╭─ Material provided
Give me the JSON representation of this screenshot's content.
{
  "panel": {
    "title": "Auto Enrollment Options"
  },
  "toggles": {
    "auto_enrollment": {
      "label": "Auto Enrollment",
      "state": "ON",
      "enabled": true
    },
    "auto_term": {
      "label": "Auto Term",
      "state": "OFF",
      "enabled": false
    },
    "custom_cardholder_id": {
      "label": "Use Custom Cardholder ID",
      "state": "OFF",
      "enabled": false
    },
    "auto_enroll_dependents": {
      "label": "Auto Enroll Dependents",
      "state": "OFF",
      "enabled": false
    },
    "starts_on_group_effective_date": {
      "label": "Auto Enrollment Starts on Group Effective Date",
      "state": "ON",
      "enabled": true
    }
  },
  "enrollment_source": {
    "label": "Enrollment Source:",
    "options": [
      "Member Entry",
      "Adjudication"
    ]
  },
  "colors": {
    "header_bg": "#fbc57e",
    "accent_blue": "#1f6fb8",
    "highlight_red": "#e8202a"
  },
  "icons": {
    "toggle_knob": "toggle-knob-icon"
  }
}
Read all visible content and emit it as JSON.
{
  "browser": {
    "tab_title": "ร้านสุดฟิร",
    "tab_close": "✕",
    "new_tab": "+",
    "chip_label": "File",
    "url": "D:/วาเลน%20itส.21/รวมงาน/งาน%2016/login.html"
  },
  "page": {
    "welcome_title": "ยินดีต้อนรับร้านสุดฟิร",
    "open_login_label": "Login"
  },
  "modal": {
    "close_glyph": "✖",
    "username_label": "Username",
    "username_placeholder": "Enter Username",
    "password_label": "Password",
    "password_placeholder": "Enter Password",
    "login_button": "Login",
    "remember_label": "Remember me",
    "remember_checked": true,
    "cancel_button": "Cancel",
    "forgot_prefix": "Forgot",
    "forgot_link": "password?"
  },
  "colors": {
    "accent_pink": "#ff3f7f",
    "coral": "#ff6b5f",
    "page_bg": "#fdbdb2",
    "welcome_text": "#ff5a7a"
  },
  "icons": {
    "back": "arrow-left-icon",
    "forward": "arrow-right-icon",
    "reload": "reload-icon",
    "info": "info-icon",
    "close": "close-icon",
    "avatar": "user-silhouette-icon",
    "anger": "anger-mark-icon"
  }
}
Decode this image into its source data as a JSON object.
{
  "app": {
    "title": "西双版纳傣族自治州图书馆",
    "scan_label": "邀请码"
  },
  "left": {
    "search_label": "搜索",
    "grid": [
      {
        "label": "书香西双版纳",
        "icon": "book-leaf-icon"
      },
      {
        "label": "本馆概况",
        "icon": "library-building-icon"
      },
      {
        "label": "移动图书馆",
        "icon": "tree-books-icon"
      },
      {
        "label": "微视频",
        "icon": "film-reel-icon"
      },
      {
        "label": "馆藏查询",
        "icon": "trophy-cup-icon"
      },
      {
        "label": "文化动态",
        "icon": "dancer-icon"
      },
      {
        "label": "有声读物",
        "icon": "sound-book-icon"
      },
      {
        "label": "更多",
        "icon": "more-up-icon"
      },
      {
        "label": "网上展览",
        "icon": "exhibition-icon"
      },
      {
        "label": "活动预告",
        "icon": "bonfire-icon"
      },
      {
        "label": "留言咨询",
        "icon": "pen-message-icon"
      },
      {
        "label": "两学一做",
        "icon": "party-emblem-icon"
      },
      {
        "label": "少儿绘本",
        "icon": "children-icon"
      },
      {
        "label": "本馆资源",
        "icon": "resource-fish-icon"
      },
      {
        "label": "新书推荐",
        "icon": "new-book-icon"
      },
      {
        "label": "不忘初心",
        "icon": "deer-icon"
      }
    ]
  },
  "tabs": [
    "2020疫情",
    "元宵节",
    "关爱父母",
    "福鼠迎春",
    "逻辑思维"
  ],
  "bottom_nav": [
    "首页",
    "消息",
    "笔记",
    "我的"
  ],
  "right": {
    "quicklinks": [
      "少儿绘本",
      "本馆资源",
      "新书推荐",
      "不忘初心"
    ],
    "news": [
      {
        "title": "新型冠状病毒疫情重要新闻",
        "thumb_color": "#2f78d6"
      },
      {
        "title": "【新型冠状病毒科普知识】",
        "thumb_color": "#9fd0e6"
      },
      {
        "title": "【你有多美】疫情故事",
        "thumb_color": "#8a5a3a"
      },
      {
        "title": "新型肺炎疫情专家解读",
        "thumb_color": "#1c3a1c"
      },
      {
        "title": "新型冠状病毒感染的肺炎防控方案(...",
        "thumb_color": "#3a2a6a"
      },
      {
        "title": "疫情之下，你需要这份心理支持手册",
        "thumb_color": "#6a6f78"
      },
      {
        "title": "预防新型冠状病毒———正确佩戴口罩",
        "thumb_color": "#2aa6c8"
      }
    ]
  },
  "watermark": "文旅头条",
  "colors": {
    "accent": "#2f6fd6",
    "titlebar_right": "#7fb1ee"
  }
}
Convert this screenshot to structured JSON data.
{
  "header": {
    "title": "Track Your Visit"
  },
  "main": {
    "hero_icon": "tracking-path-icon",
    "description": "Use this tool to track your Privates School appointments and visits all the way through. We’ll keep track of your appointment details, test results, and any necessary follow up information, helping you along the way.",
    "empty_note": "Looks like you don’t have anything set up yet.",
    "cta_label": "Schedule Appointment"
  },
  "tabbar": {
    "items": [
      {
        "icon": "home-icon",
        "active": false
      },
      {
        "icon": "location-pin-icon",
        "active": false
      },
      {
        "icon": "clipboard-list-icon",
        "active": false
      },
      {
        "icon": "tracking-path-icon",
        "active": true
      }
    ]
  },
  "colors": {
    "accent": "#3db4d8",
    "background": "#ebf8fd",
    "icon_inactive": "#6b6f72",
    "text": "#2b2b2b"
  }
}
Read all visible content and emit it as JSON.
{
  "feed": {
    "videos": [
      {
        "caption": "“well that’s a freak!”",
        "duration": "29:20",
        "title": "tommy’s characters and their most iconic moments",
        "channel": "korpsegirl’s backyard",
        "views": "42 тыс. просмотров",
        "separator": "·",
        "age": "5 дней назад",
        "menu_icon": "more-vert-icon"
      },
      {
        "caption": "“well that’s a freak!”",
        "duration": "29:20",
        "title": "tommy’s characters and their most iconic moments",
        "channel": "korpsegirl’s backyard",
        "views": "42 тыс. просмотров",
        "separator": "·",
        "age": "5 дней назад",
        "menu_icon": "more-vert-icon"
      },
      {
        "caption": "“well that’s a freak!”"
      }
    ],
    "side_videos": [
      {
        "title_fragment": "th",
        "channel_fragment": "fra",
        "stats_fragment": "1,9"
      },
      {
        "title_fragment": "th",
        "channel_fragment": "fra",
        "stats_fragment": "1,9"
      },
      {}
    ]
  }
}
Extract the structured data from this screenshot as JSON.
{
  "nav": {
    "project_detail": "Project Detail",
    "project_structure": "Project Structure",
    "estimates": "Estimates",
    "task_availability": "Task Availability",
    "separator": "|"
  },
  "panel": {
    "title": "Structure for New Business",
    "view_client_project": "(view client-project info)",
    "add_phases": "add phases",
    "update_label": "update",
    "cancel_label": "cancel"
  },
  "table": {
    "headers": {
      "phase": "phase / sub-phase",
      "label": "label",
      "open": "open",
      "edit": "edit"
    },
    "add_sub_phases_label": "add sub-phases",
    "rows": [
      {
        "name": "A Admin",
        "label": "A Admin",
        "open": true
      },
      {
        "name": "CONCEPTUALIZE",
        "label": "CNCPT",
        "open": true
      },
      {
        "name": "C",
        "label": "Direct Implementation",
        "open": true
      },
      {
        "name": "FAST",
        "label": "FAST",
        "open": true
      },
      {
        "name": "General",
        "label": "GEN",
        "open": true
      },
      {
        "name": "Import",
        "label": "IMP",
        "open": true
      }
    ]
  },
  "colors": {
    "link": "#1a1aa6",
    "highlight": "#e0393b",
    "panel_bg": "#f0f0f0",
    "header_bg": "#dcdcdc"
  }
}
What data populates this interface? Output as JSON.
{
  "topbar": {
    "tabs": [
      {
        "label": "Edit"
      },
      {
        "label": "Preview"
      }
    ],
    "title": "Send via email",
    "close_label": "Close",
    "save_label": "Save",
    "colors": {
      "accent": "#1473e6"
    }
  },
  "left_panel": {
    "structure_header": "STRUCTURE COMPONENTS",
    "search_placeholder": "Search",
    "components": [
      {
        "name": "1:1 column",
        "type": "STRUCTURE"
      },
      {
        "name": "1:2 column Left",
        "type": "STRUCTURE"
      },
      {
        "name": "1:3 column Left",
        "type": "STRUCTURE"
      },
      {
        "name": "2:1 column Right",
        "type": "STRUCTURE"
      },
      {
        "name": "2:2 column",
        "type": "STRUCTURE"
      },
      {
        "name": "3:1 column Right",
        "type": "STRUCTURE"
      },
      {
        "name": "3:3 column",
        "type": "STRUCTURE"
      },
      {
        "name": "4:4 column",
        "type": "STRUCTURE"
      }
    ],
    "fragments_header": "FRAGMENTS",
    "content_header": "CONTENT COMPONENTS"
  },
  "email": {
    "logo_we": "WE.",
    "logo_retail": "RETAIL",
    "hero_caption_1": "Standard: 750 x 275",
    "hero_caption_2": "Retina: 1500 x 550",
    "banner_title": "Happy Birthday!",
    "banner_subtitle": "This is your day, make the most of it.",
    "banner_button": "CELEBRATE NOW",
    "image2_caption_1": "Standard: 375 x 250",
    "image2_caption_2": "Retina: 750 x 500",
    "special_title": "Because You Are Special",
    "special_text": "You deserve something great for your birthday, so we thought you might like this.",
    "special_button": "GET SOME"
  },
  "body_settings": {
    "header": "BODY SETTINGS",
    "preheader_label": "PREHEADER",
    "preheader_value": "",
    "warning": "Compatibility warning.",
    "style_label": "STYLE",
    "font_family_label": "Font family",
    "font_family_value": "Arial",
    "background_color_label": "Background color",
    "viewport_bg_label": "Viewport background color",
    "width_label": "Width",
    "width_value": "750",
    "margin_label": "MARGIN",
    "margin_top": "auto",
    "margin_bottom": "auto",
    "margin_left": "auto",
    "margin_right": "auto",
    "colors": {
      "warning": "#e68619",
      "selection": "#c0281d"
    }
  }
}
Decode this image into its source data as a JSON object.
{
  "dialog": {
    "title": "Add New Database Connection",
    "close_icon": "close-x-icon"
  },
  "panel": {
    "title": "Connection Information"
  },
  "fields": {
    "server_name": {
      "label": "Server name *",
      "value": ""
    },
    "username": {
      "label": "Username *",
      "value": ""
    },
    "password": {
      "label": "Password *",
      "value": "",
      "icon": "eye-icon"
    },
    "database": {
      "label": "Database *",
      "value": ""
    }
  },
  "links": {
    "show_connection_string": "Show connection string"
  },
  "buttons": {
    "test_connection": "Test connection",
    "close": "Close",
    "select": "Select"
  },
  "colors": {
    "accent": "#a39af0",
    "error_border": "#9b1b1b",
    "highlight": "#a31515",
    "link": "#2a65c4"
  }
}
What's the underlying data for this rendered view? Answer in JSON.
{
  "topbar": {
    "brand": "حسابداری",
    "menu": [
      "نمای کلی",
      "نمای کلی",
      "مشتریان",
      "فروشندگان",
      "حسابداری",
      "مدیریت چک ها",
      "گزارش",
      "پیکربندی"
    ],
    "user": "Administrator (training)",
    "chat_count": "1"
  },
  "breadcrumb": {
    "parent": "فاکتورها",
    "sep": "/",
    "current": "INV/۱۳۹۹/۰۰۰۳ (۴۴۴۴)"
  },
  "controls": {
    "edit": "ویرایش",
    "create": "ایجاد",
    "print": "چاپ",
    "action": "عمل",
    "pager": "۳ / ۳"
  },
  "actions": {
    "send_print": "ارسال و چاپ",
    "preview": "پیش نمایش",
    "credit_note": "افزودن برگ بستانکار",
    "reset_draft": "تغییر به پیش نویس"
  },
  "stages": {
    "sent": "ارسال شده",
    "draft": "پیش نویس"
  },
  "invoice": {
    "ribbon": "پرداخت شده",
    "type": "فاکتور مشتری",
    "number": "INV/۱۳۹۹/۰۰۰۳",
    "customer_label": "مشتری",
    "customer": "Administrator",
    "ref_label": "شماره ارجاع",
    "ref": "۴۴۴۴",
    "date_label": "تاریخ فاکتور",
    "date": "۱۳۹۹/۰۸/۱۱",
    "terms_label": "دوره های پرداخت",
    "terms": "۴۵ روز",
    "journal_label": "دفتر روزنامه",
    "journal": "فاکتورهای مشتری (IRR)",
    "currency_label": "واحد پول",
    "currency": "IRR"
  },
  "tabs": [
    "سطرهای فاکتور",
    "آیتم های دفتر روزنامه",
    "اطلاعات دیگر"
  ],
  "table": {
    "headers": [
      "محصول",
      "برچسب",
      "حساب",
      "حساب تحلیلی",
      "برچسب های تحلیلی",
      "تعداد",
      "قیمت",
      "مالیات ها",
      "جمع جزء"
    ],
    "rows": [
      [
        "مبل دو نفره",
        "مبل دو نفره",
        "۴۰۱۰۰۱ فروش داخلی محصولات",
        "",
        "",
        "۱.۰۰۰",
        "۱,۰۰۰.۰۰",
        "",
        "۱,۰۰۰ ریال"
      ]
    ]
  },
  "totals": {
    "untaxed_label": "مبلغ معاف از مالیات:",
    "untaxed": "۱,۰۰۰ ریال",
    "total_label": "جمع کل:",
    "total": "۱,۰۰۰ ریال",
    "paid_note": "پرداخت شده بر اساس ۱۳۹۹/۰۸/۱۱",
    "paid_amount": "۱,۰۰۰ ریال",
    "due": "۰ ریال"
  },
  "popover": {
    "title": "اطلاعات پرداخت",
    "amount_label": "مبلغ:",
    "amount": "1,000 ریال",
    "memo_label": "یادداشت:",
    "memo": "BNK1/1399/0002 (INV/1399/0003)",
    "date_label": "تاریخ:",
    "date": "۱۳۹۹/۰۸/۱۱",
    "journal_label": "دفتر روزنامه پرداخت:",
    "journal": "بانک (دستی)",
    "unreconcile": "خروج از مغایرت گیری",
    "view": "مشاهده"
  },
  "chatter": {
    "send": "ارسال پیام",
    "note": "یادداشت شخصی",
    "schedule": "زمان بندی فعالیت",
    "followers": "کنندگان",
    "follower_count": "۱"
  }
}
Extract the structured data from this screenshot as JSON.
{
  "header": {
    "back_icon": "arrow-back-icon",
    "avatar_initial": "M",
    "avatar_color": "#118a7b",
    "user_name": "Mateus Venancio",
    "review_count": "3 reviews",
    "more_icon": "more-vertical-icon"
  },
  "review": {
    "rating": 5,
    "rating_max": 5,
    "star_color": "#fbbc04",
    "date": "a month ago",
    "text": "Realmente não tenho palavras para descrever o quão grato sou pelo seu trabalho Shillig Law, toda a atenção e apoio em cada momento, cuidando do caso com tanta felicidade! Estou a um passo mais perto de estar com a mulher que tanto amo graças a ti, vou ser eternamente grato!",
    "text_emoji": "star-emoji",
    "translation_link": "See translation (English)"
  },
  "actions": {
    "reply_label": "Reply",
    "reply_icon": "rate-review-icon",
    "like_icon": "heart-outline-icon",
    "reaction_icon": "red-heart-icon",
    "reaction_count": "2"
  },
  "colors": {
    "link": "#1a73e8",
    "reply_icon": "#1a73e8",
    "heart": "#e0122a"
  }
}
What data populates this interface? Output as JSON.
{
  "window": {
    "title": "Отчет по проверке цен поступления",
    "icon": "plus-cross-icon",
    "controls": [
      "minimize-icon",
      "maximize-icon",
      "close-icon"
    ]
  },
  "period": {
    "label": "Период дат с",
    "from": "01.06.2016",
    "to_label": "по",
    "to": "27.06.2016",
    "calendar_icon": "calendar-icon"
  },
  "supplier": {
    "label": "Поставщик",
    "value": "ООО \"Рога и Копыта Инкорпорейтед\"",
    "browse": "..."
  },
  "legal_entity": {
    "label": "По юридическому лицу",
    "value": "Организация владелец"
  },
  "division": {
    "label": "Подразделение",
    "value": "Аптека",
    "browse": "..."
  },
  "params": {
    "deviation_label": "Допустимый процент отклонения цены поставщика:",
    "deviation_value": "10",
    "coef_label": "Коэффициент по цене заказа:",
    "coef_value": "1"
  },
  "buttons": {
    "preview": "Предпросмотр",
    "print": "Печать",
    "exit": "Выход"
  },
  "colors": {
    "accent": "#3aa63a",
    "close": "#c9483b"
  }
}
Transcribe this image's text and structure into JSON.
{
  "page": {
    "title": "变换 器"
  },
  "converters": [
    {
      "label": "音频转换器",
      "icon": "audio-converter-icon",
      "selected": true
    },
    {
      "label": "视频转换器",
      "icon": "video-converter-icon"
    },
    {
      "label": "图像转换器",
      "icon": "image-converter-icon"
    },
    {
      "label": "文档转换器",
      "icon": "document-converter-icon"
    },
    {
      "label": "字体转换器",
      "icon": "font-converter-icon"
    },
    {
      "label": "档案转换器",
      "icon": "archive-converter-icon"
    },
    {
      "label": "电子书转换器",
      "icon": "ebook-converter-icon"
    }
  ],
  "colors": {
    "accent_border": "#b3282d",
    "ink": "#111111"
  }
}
╰─
Copy every line of the listing that contains the word "مالیات".

Answer for this exercise:
      "مالیات ها",
    "untaxed_label": "مبلغ معاف از مالیات:",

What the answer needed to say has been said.